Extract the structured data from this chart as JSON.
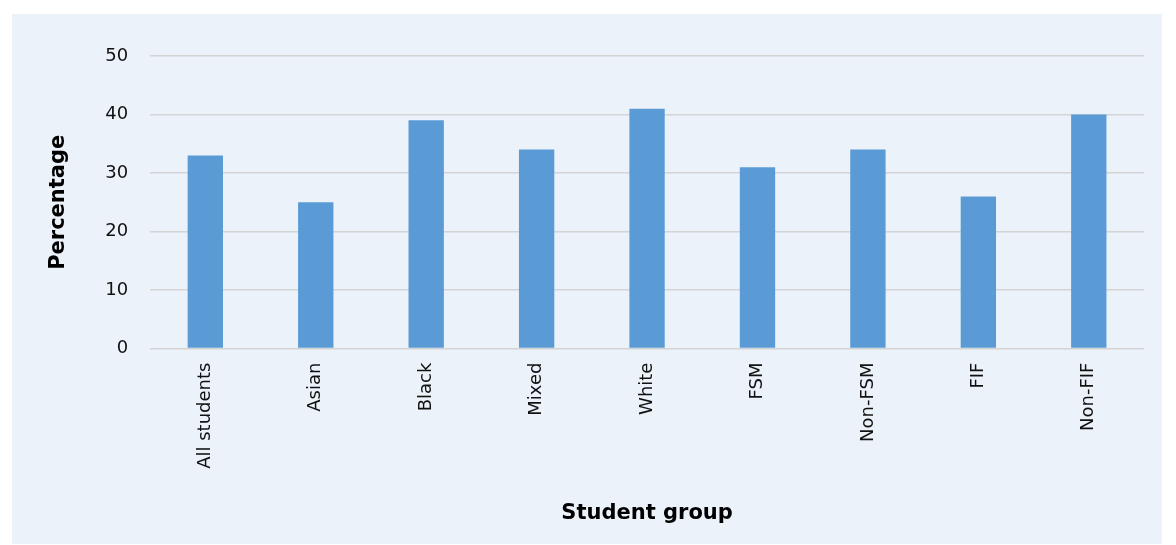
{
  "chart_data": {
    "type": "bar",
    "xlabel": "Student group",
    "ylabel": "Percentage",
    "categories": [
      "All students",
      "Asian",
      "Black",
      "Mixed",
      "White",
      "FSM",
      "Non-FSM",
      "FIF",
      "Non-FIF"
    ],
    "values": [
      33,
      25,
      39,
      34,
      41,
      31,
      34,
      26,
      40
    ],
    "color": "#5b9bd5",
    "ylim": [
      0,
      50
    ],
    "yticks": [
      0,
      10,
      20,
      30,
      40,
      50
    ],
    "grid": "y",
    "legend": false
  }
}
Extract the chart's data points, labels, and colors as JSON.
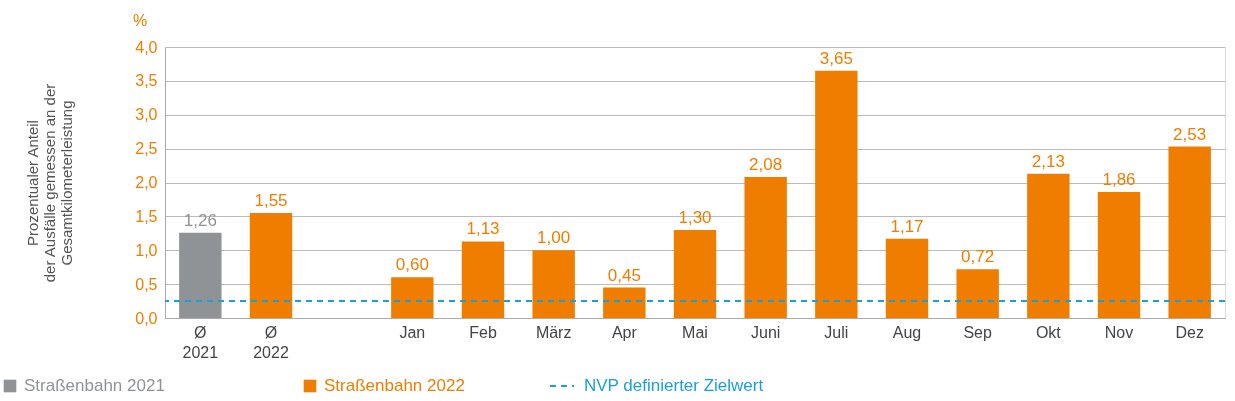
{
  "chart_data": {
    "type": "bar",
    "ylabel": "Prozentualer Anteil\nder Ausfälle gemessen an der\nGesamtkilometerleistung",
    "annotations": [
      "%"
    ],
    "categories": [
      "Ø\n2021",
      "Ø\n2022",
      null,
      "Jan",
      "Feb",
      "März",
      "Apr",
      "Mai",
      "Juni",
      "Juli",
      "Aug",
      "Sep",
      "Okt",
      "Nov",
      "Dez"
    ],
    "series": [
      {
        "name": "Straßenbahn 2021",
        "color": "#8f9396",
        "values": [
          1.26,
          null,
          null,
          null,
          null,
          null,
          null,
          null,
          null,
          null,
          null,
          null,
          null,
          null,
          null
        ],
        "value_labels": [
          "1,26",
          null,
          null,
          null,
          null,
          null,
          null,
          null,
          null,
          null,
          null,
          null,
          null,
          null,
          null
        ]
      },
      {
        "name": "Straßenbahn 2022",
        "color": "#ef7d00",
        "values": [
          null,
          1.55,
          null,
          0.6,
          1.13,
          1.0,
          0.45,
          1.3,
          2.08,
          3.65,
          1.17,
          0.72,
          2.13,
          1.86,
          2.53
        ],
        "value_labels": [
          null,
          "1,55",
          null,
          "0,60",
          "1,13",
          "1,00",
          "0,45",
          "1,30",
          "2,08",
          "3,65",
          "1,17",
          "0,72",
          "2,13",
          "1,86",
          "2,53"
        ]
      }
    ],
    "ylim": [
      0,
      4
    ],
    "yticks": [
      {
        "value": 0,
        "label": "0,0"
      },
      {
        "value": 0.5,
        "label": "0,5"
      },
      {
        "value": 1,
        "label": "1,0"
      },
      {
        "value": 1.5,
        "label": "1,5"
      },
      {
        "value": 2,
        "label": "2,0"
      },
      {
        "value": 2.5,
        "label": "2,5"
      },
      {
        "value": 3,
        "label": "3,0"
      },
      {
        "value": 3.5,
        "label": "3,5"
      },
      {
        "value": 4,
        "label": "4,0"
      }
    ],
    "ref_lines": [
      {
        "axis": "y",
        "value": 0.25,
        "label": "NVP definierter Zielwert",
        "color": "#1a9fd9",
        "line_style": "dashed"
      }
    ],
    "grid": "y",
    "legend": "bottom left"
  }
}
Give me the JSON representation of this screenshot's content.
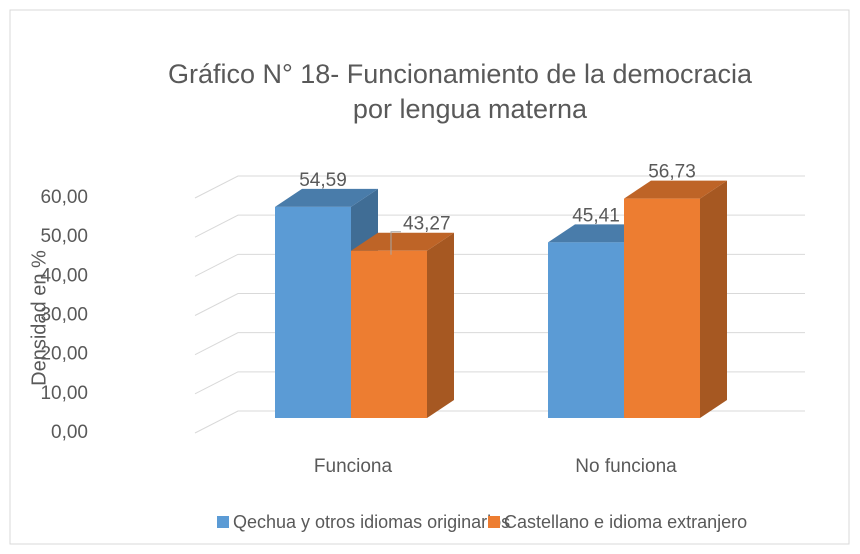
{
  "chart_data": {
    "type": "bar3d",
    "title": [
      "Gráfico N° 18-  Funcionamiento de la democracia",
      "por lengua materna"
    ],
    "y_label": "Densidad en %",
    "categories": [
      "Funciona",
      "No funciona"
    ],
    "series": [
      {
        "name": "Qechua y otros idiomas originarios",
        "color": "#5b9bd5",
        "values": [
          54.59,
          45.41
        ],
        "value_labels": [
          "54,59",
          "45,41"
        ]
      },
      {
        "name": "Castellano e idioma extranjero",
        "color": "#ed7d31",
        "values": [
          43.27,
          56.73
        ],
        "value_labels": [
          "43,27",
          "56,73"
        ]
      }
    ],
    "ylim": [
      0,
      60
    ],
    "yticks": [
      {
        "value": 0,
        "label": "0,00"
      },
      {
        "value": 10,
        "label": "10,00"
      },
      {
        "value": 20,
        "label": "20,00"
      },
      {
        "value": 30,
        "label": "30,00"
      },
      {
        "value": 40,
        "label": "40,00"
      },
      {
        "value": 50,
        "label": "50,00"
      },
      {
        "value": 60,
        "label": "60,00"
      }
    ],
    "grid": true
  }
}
————————
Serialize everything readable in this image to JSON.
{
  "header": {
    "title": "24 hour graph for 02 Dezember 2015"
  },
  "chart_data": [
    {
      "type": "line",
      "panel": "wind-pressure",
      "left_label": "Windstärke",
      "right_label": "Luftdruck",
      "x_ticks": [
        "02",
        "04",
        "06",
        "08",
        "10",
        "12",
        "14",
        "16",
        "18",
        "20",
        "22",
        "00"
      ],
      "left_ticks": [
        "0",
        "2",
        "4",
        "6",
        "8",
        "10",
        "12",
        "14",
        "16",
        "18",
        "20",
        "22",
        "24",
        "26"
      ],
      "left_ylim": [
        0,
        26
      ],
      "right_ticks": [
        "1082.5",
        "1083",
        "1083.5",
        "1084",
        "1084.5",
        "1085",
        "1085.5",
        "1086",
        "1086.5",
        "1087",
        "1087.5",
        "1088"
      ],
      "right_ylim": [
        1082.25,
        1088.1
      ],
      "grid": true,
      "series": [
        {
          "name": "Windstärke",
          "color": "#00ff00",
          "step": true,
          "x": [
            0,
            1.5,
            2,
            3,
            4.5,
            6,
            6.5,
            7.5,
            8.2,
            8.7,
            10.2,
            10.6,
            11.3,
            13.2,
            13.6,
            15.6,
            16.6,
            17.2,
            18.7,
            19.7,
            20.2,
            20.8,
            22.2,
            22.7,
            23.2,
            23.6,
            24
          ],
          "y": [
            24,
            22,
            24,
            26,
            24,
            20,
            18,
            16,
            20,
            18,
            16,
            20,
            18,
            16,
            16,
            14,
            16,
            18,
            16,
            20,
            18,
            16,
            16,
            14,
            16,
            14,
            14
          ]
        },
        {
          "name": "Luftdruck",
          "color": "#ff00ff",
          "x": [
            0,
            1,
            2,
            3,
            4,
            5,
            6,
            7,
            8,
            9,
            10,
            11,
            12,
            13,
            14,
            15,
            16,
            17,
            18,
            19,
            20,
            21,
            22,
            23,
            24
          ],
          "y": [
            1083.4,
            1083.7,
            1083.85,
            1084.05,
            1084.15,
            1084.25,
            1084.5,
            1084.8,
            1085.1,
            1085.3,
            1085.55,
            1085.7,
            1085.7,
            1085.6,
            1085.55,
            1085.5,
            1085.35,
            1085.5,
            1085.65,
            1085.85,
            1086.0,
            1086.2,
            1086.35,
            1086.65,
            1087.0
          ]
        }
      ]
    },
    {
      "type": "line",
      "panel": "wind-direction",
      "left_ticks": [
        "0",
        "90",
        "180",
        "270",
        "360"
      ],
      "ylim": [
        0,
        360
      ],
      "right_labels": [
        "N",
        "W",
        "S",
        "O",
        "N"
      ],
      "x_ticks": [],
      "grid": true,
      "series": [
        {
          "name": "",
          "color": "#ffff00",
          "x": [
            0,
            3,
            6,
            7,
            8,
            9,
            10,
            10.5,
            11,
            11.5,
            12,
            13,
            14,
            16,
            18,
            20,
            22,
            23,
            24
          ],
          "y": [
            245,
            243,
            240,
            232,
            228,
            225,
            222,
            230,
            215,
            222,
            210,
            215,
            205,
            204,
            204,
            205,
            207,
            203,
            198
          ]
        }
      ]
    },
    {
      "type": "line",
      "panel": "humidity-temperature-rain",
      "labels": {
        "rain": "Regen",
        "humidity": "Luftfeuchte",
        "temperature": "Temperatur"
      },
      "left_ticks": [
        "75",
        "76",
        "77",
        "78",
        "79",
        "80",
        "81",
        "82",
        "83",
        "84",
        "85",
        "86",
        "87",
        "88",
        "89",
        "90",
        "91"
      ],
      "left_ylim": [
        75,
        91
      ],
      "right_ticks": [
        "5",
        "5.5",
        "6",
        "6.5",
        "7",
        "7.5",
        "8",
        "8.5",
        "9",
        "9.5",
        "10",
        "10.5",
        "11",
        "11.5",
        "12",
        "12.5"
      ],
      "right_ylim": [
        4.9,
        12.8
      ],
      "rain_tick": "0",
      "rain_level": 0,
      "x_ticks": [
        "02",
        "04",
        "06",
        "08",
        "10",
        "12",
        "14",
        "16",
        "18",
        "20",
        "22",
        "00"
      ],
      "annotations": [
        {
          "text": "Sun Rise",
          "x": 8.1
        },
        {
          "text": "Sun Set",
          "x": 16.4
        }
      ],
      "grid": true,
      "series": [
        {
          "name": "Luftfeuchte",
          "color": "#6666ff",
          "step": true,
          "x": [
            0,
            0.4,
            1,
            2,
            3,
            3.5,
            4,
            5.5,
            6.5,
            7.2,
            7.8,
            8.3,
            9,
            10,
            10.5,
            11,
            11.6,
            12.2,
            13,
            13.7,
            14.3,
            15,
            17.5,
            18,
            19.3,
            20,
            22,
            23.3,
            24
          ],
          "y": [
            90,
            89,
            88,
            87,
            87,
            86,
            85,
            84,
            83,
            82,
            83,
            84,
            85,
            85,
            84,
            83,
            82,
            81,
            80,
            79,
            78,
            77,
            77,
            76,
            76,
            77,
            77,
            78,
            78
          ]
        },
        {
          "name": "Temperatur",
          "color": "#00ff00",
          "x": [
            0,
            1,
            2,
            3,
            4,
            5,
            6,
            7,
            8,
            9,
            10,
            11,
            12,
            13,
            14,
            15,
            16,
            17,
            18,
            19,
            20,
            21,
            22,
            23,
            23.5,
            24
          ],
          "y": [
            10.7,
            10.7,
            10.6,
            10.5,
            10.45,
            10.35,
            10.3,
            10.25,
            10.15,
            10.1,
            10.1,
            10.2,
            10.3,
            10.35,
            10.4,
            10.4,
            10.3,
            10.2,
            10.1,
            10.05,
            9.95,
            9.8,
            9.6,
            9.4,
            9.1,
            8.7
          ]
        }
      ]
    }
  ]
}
————————
What count of lines in the listing contain the word "Extract"? Reply with the number only.

2